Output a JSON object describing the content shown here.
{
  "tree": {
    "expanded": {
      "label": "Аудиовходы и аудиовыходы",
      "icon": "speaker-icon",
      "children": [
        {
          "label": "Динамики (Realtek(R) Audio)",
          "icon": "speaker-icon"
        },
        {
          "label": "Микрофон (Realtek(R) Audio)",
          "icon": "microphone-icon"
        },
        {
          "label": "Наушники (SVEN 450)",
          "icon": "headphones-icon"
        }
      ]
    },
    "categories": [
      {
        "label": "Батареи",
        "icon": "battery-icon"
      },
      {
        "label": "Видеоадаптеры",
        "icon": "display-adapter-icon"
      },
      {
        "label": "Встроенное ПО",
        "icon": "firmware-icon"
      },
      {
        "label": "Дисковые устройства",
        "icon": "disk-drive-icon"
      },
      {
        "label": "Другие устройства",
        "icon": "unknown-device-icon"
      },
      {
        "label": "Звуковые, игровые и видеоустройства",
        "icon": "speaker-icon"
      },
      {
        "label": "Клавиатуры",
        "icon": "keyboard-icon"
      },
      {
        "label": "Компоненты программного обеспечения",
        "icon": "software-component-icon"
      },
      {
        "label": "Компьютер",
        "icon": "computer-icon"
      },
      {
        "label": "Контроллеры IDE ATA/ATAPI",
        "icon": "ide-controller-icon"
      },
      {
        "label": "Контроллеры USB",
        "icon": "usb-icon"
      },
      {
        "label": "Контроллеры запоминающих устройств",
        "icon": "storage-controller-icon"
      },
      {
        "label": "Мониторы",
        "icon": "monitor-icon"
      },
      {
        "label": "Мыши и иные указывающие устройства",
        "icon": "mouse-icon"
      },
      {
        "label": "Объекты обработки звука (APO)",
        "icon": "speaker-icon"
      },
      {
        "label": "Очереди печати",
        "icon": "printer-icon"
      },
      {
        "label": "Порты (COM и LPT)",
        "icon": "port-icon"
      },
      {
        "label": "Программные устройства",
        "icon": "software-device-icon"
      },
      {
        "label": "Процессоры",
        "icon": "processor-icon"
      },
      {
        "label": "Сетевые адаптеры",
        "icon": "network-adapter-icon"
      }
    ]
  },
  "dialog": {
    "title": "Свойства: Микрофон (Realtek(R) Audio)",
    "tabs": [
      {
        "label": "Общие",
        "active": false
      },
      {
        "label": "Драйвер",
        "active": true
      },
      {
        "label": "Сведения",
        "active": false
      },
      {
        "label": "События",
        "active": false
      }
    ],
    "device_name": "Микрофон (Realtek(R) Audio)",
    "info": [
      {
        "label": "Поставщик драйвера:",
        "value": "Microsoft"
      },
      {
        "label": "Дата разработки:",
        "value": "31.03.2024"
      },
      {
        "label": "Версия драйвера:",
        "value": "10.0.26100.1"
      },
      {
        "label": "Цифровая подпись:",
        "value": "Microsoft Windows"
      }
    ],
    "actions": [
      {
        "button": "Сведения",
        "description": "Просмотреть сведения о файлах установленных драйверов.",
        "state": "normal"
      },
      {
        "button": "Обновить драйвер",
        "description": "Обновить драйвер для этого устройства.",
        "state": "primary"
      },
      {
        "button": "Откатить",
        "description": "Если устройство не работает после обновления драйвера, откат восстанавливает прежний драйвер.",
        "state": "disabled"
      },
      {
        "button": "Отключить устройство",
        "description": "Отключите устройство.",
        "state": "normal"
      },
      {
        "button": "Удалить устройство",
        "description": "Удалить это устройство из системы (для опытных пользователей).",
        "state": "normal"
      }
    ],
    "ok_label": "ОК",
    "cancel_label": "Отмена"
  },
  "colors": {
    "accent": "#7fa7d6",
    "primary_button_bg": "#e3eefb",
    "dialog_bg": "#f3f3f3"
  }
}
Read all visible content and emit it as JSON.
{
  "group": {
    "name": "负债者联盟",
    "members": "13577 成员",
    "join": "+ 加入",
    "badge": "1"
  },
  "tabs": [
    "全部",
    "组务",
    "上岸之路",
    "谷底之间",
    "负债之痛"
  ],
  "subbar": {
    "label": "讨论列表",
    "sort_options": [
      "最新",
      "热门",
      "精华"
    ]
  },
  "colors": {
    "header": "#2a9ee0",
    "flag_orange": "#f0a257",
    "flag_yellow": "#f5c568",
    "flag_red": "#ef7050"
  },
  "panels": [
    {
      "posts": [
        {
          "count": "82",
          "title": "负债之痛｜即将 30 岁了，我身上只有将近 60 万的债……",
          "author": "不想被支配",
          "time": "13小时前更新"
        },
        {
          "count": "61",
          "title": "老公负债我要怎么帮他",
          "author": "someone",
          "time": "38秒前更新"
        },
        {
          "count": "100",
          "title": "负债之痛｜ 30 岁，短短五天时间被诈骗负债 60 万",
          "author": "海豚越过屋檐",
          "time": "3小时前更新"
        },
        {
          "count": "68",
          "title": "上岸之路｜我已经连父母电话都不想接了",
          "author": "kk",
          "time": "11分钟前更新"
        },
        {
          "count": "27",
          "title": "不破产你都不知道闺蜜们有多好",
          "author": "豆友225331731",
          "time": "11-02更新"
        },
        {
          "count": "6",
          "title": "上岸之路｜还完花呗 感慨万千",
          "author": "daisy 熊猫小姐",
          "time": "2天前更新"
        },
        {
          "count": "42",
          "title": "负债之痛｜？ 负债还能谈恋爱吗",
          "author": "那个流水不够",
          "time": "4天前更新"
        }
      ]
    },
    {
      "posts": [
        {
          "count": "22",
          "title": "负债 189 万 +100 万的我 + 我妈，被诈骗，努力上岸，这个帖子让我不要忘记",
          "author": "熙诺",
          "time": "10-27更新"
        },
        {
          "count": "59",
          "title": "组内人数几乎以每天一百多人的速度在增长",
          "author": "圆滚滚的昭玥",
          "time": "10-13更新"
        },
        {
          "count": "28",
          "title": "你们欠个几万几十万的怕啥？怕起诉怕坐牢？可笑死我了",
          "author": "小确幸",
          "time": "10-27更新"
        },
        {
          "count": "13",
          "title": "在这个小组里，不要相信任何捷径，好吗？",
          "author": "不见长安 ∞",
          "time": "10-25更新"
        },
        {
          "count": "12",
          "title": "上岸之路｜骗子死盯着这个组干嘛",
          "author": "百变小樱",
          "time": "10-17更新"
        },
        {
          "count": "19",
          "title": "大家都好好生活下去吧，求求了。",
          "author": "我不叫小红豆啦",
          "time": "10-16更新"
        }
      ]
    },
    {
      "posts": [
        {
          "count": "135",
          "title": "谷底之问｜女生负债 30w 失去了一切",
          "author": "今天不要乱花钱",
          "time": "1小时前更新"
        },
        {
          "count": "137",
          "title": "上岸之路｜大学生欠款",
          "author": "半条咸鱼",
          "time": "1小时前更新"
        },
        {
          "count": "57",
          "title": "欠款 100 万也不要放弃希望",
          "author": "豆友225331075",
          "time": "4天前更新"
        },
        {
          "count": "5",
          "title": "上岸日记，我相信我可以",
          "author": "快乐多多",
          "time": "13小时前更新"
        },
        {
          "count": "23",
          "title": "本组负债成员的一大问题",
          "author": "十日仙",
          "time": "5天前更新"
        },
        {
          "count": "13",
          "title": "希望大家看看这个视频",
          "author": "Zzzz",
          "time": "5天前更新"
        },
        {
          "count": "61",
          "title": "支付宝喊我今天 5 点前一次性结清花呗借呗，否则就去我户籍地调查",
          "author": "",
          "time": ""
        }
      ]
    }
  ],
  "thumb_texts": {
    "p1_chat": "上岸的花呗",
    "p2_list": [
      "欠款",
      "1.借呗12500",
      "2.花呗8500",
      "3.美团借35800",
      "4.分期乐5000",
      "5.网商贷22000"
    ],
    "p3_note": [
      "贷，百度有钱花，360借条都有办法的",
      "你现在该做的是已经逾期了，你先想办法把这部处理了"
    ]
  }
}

Exercise aim |
Output all records verbatim.

In response |
Output a JSON object describing the content shown here.
{
  "tree": {
    "expanded": {
      "label": "Аудиовходы и аудиовыходы",
      "icon": "speaker-icon",
      "children": [
        {
          "label": "Динамики (Realtek(R) Audio)",
          "icon": "speaker-icon"
        },
        {
          "label": "Микрофон (Realtek(R) Audio)",
          "icon": "microphone-icon"
        },
        {
          "label": "Наушники (SVEN 450)",
          "icon": "headphones-icon"
        }
      ]
    },
    "categories": [
      {
        "label": "Батареи",
        "icon": "battery-icon"
      },
      {
        "label": "Видеоадаптеры",
        "icon": "display-adapter-icon"
      },
      {
        "label": "Встроенное ПО",
        "icon": "firmware-icon"
      },
      {
        "label": "Дисковые устройства",
        "icon": "disk-drive-icon"
      },
      {
        "label": "Другие устройства",
        "icon": "unknown-device-icon"
      },
      {
        "label": "Звуковые, игровые и видеоустройства",
        "icon": "speaker-icon"
      },
      {
        "label": "Клавиатуры",
        "icon": "keyboard-icon"
      },
      {
        "label": "Компоненты программного обеспечения",
        "icon": "software-component-icon"
      },
      {
        "label": "Компьютер",
        "icon": "computer-icon"
      },
      {
        "label": "Контроллеры IDE ATA/ATAPI",
        "icon": "ide-controller-icon"
      },
      {
        "label": "Контроллеры USB",
        "icon": "usb-icon"
      },
      {
        "label": "Контроллеры запоминающих устройств",
        "icon": "storage-controller-icon"
      },
      {
        "label": "Мониторы",
        "icon": "monitor-icon"
      },
      {
        "label": "Мыши и иные указывающие устройства",
        "icon": "mouse-icon"
      },
      {
        "label": "Объекты обработки звука (APO)",
        "icon": "speaker-icon"
      },
      {
        "label": "Очереди печати",
        "icon": "printer-icon"
      },
      {
        "label": "Порты (COM и LPT)",
        "icon": "port-icon"
      },
      {
        "label": "Программные устройства",
        "icon": "software-device-icon"
      },
      {
        "label": "Процессоры",
        "icon": "processor-icon"
      },
      {
        "label": "Сетевые адаптеры",
        "icon": "network-adapter-icon"
      }
    ]
  },
  "dialog": {
    "title": "Свойства: Микрофон (Realtek(R) Audio)",
    "tabs": [
      {
        "label": "Общие",
        "active": false
      },
      {
        "label": "Драйвер",
        "active": true
      },
      {
        "label": "Сведения",
        "active": false
      },
      {
        "label": "События",
        "active": false
      }
    ],
    "device_name": "Микрофон (Realtek(R) Audio)",
    "info": [
      {
        "label": "Поставщик драйвера:",
        "value": "Microsoft"
      },
      {
        "label": "Дата разработки:",
        "value": "31.03.2024"
      },
      {
        "label": "Версия драйвера:",
        "value": "10.0.26100.1"
      },
      {
        "label": "Цифровая подпись:",
        "value": "Microsoft Windows"
      }
    ],
    "actions": [
      {
        "button": "Сведения",
        "description": "Просмотреть сведения о файлах установленных драйверов.",
        "state": "normal"
      },
      {
        "button": "Обновить драйвер",
        "description": "Обновить драйвер для этого устройства.",
        "state": "primary"
      },
      {
        "button": "Откатить",
        "description": "Если устройство не работает после обновления драйвера, откат восстанавливает прежний драйвер.",
        "state": "disabled"
      },
      {
        "button": "Отключить устройство",
        "description": "Отключите устройство.",
        "state": "normal"
      },
      {
        "button": "Удалить устройство",
        "description": "Удалить это устройство из системы (для опытных пользователей).",
        "state": "normal"
      }
    ],
    "ok_label": "ОК",
    "cancel_label": "Отмена"
  },
  "colors": {
    "accent": "#7fa7d6",
    "primary_button_bg": "#e3eefb",
    "dialog_bg": "#f3f3f3"
  }
}
Read all visible content and emit it as JSON.
{
  "group": {
    "name": "负债者联盟",
    "members": "13577 成员",
    "join": "+ 加入",
    "badge": "1"
  },
  "tabs": [
    "全部",
    "组务",
    "上岸之路",
    "谷底之间",
    "负债之痛"
  ],
  "subbar": {
    "label": "讨论列表",
    "sort_options": [
      "最新",
      "热门",
      "精华"
    ]
  },
  "colors": {
    "header": "#2a9ee0",
    "flag_orange": "#f0a257",
    "flag_yellow": "#f5c568",
    "flag_red": "#ef7050"
  },
  "panels": [
    {
      "posts": [
        {
          "count": "82",
          "title": "负债之痛｜即将 30 岁了，我身上只有将近 60 万的债……",
          "author": "不想被支配",
          "time": "13小时前更新"
        },
        {
          "count": "61",
          "title": "老公负债我要怎么帮他",
          "author": "someone",
          "time": "38秒前更新"
        },
        {
          "count": "100",
          "title": "负债之痛｜ 30 岁，短短五天时间被诈骗负债 60 万",
          "author": "海豚越过屋檐",
          "time": "3小时前更新"
        },
        {
          "count": "68",
          "title": "上岸之路｜我已经连父母电话都不想接了",
          "author": "kk",
          "time": "11分钟前更新"
        },
        {
          "count": "27",
          "title": "不破产你都不知道闺蜜们有多好",
          "author": "豆友225331731",
          "time": "11-02更新"
        },
        {
          "count": "6",
          "title": "上岸之路｜还完花呗 感慨万千",
          "author": "daisy 熊猫小姐",
          "time": "2天前更新"
        },
        {
          "count": "42",
          "title": "负债之痛｜？ 负债还能谈恋爱吗",
          "author": "那个流水不够",
          "time": "4天前更新"
        }
      ]
    },
    {
      "posts": [
        {
          "count": "22",
          "title": "负债 189 万 +100 万的我 + 我妈，被诈骗，努力上岸，这个帖子让我不要忘记",
          "author": "熙诺",
          "time": "10-27更新"
        },
        {
          "count": "59",
          "title": "组内人数几乎以每天一百多人的速度在增长",
          "author": "圆滚滚的昭玥",
          "time": "10-13更新"
        },
        {
          "count": "28",
          "title": "你们欠个几万几十万的怕啥？怕起诉怕坐牢？可笑死我了",
          "author": "小确幸",
          "time": "10-27更新"
        },
        {
          "count": "13",
          "title": "在这个小组里，不要相信任何捷径，好吗？",
          "author": "不见长安 ∞",
          "time": "10-25更新"
        },
        {
          "count": "12",
          "title": "上岸之路｜骗子死盯着这个组干嘛",
          "author": "百变小樱",
          "time": "10-17更新"
        },
        {
          "count": "19",
          "title": "大家都好好生活下去吧，求求了。",
          "author": "我不叫小红豆啦",
          "time": "10-16更新"
        }
      ]
    },
    {
      "posts": [
        {
          "count": "135",
          "title": "谷底之问｜女生负债 30w 失去了一切",
          "author": "今天不要乱花钱",
          "time": "1小时前更新"
        },
        {
          "count": "137",
          "title": "上岸之路｜大学生欠款",
          "author": "半条咸鱼",
          "time": "1小时前更新"
        },
        {
          "count": "57",
          "title": "欠款 100 万也不要放弃希望",
          "author": "豆友225331075",
          "time": "4天前更新"
        },
        {
          "count": "5",
          "title": "上岸日记，我相信我可以",
          "author": "快乐多多",
          "time": "13小时前更新"
        },
        {
          "count": "23",
          "title": "本组负债成员的一大问题",
          "author": "十日仙",
          "time": "5天前更新"
        },
        {
          "count": "13",
          "title": "希望大家看看这个视频",
          "author": "Zzzz",
          "time": "5天前更新"
        },
        {
          "count": "61",
          "title": "支付宝喊我今天 5 点前一次性结清花呗借呗，否则就去我户籍地调查",
          "author": "",
          "time": ""
        }
      ]
    }
  ],
  "thumb_texts": {
    "p1_chat": "上岸的花呗",
    "p2_list": [
      "欠款",
      "1.借呗12500",
      "2.花呗8500",
      "3.美团借35800",
      "4.分期乐5000",
      "5.网商贷22000"
    ],
    "p3_note": [
      "贷，百度有钱花，360借条都有办法的",
      "你现在该做的是已经逾期了，你先想办法把这部处理了"
    ]
  }
}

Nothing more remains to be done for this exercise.